Count the lines below that contain "this". Give only the number.

* * *

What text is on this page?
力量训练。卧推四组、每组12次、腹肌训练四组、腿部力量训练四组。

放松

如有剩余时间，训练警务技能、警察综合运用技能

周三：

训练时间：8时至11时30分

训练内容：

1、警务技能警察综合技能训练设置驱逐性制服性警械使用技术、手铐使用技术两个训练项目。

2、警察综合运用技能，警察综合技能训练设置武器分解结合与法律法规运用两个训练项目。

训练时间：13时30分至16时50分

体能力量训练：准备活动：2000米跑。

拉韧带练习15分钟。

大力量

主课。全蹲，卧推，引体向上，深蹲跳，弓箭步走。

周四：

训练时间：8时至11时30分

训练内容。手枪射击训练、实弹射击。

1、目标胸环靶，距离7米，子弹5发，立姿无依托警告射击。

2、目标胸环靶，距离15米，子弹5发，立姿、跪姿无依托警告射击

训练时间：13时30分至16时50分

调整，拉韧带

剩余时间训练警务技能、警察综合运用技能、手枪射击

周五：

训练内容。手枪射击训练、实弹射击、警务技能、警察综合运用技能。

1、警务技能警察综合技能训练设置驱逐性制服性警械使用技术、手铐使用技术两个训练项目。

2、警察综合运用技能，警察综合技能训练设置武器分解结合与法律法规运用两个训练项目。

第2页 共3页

* * *

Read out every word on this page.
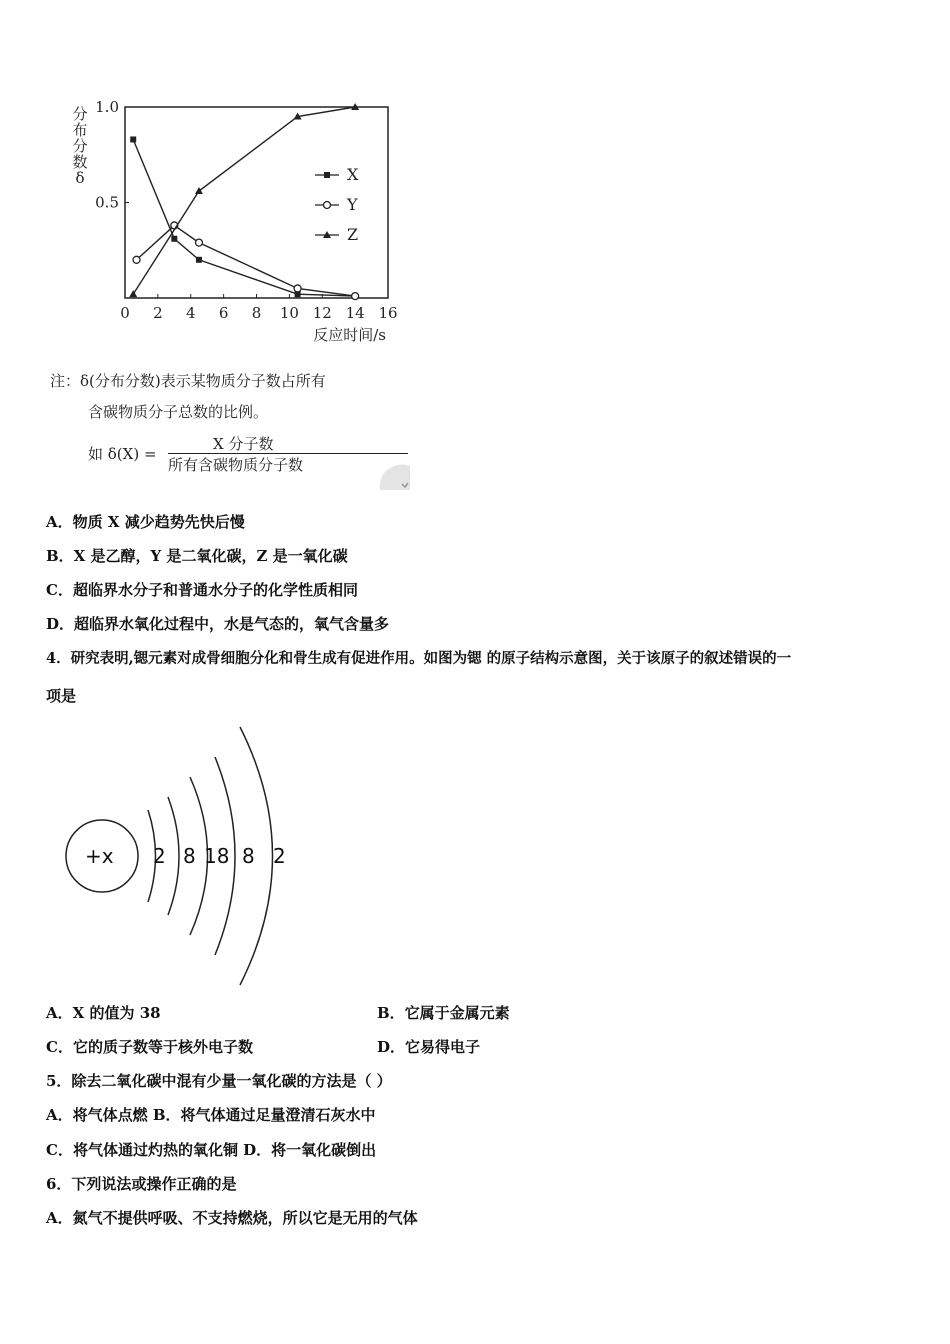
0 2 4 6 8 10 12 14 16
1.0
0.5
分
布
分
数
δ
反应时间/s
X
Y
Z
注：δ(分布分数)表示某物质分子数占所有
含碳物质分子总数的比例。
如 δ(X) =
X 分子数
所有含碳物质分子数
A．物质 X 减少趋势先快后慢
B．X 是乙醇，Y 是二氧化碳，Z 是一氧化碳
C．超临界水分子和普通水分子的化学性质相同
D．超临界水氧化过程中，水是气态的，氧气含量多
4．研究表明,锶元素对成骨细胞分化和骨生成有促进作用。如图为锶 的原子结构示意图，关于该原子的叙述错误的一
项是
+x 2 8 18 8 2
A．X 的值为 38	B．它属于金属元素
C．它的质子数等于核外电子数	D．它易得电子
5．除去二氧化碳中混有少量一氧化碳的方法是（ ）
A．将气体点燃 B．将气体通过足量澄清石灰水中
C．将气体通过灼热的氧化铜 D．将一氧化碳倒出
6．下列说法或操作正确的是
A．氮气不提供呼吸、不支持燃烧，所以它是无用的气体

* * *

» **Task solution**
2